## [Records for the task]
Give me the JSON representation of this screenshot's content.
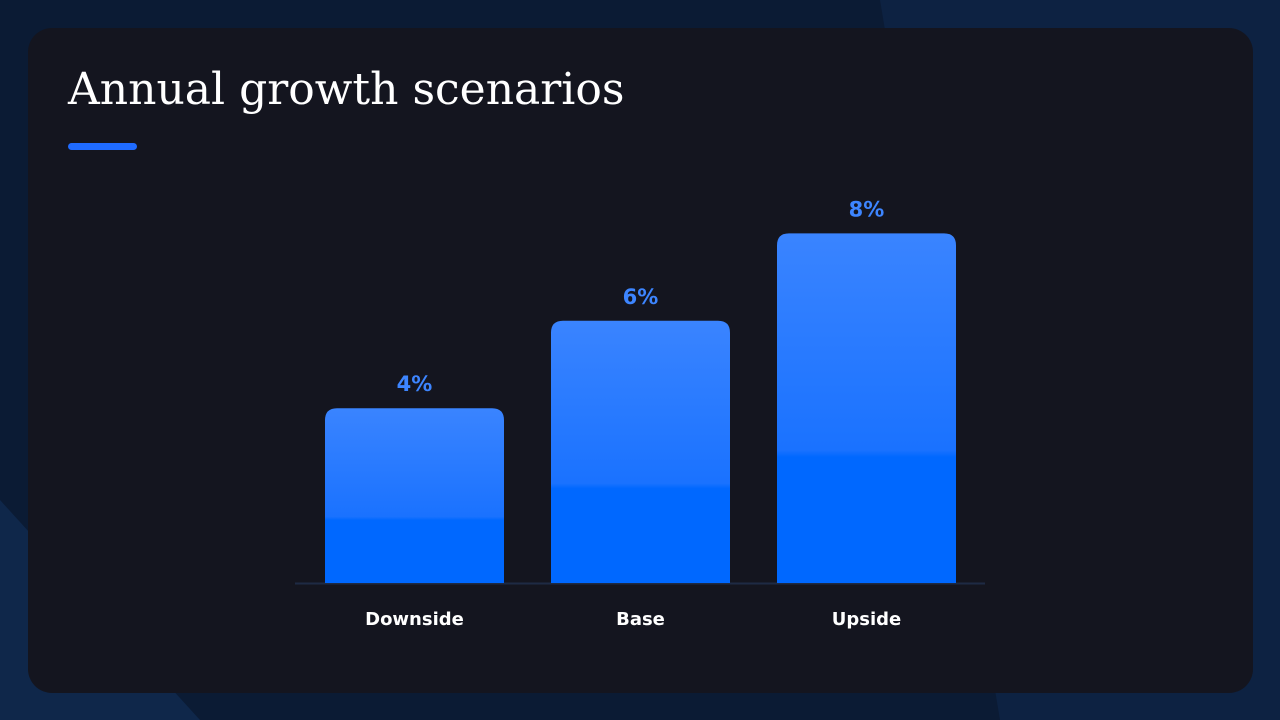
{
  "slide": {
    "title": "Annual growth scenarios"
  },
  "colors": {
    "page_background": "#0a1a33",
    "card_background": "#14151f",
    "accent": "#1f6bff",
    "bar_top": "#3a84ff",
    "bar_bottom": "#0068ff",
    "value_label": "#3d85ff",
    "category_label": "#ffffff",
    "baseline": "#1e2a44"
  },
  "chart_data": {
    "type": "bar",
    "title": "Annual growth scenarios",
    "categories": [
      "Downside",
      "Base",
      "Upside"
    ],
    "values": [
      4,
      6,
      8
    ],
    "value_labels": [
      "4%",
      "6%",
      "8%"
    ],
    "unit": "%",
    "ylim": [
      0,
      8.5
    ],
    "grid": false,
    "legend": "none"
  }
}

## [Aim of the exercise]
Gather up, from the records above, each line where the word "scenarios" appears.

## [Expected output]
    "title": "Annual growth scenarios"
    "title": "Annual growth scenarios",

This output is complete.